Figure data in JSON
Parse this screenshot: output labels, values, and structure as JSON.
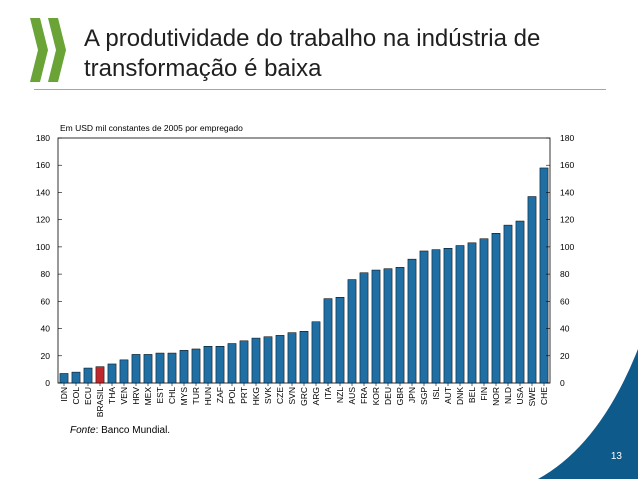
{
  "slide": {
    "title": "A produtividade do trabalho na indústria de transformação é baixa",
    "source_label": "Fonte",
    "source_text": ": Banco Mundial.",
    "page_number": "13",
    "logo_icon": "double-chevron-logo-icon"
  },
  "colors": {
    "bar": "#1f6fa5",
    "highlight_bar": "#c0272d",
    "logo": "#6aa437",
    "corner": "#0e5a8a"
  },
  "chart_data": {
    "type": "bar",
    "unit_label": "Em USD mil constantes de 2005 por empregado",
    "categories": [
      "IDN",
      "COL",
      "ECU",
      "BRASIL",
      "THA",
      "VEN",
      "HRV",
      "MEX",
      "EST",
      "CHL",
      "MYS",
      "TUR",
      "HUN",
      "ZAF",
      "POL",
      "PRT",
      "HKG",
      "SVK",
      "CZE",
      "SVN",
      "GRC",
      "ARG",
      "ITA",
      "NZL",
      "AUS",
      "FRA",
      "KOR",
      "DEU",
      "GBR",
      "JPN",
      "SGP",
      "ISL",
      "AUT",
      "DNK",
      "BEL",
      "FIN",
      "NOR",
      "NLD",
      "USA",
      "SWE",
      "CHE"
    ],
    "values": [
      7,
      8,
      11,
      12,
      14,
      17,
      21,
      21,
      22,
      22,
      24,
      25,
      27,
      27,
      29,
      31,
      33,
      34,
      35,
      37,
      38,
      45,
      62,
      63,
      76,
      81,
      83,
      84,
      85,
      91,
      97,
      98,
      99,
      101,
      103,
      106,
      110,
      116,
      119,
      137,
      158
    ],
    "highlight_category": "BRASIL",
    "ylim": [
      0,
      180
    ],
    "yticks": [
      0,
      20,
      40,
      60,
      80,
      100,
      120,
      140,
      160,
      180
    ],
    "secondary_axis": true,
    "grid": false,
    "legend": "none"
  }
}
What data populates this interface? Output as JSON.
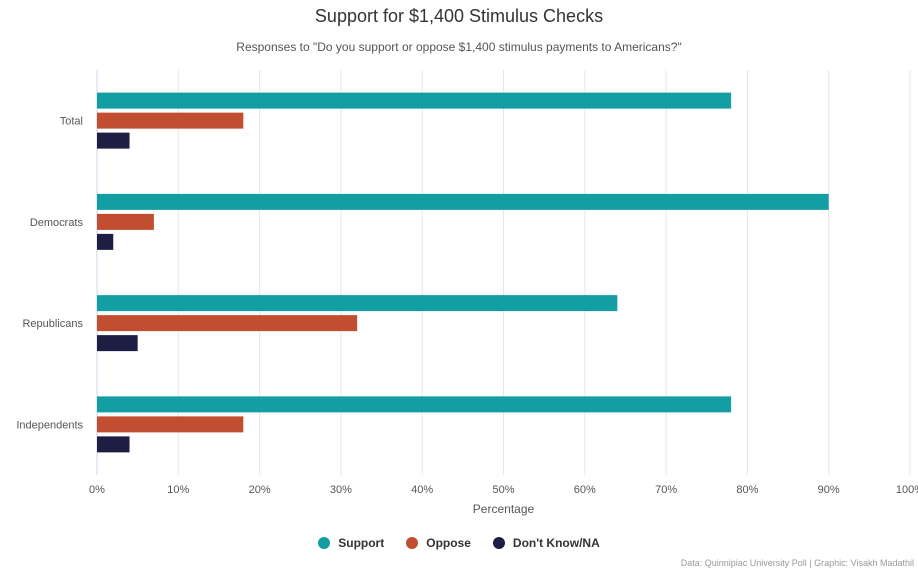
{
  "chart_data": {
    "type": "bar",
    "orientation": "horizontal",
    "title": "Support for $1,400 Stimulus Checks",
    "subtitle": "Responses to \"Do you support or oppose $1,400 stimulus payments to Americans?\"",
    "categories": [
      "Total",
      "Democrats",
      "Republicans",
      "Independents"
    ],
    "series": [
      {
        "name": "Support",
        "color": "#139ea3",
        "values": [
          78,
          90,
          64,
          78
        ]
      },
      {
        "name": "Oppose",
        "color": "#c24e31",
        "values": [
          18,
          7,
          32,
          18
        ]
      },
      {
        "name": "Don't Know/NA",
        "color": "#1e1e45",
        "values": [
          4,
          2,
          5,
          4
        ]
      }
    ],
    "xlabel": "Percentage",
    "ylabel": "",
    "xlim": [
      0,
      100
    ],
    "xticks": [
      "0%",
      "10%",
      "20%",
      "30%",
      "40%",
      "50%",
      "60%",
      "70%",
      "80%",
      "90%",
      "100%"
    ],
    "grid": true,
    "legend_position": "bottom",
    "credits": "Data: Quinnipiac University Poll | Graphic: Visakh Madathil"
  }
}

**Exercise objective**
Repeat the data above exactly, but not the pictures.

**Correct response**
Parse this screenshot: output labels, values, and structure as JSON.
{
  "slide": {
    "title": "A produtividade do trabalho na indústria de transformação é baixa",
    "source_label": "Fonte",
    "source_text": ": Banco Mundial.",
    "page_number": "13",
    "logo_icon": "double-chevron-logo-icon"
  },
  "colors": {
    "bar": "#1f6fa5",
    "highlight_bar": "#c0272d",
    "logo": "#6aa437",
    "corner": "#0e5a8a"
  },
  "chart_data": {
    "type": "bar",
    "unit_label": "Em USD mil constantes de 2005 por empregado",
    "categories": [
      "IDN",
      "COL",
      "ECU",
      "BRASIL",
      "THA",
      "VEN",
      "HRV",
      "MEX",
      "EST",
      "CHL",
      "MYS",
      "TUR",
      "HUN",
      "ZAF",
      "POL",
      "PRT",
      "HKG",
      "SVK",
      "CZE",
      "SVN",
      "GRC",
      "ARG",
      "ITA",
      "NZL",
      "AUS",
      "FRA",
      "KOR",
      "DEU",
      "GBR",
      "JPN",
      "SGP",
      "ISL",
      "AUT",
      "DNK",
      "BEL",
      "FIN",
      "NOR",
      "NLD",
      "USA",
      "SWE",
      "CHE"
    ],
    "values": [
      7,
      8,
      11,
      12,
      14,
      17,
      21,
      21,
      22,
      22,
      24,
      25,
      27,
      27,
      29,
      31,
      33,
      34,
      35,
      37,
      38,
      45,
      62,
      63,
      76,
      81,
      83,
      84,
      85,
      91,
      97,
      98,
      99,
      101,
      103,
      106,
      110,
      116,
      119,
      137,
      158
    ],
    "highlight_category": "BRASIL",
    "ylim": [
      0,
      180
    ],
    "yticks": [
      0,
      20,
      40,
      60,
      80,
      100,
      120,
      140,
      160,
      180
    ],
    "secondary_axis": true,
    "grid": false,
    "legend": "none"
  }
}
What data populates this interface? Output as JSON.
{
  "chart_data": {
    "type": "bar",
    "orientation": "horizontal",
    "title": "Support for $1,400 Stimulus Checks",
    "subtitle": "Responses to \"Do you support or oppose $1,400 stimulus payments to Americans?\"",
    "categories": [
      "Total",
      "Democrats",
      "Republicans",
      "Independents"
    ],
    "series": [
      {
        "name": "Support",
        "color": "#139ea3",
        "values": [
          78,
          90,
          64,
          78
        ]
      },
      {
        "name": "Oppose",
        "color": "#c24e31",
        "values": [
          18,
          7,
          32,
          18
        ]
      },
      {
        "name": "Don't Know/NA",
        "color": "#1e1e45",
        "values": [
          4,
          2,
          5,
          4
        ]
      }
    ],
    "xlabel": "Percentage",
    "ylabel": "",
    "xlim": [
      0,
      100
    ],
    "xticks": [
      "0%",
      "10%",
      "20%",
      "30%",
      "40%",
      "50%",
      "60%",
      "70%",
      "80%",
      "90%",
      "100%"
    ],
    "grid": true,
    "legend_position": "bottom",
    "credits": "Data: Quinnipiac University Poll | Graphic: Visakh Madathil"
  }
}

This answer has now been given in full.